PROBLEM DETAILS: Find and copy lines holding "desde".

Data items:
____

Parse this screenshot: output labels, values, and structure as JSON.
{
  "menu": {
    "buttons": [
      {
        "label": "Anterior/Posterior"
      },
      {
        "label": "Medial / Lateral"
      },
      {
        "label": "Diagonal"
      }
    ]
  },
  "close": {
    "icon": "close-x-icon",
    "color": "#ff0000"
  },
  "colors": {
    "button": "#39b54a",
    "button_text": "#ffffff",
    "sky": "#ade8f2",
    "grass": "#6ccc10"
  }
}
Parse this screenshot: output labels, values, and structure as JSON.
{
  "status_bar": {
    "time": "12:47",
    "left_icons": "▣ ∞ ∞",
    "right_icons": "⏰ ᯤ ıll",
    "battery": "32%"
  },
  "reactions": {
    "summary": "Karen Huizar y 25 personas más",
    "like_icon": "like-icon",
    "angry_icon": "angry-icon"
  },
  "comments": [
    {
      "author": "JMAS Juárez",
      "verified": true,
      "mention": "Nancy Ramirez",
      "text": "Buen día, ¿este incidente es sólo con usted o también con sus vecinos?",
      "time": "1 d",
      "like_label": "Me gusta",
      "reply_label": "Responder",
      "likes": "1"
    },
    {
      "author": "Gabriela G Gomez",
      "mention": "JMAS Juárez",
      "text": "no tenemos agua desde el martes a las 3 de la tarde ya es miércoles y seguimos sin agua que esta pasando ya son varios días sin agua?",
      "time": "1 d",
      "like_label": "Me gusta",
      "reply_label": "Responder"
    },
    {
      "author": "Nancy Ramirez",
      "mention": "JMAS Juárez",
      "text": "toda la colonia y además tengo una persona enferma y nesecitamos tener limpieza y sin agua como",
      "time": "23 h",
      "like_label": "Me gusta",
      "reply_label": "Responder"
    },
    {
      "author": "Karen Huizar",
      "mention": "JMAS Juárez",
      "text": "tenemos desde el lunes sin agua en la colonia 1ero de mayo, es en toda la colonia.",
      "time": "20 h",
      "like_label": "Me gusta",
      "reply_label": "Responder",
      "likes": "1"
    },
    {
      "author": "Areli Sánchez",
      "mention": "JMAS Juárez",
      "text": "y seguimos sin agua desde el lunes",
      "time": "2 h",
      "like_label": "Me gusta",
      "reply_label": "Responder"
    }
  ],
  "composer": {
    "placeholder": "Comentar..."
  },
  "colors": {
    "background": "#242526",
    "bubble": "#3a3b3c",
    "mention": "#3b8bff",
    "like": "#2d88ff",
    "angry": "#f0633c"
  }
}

____

RESPONSE TO THIS EXERCISE:
      "text": "no tenemos agua desde el martes a las 3 de la tarde ya es miércoles y seguimos sin agua que esta pasando ya son varios días sin agua?",
      "text": "tenemos desde el lunes sin agua en la colonia 1ero de mayo, es en toda la colonia.",
      "text": "y seguimos sin agua desde el lunes",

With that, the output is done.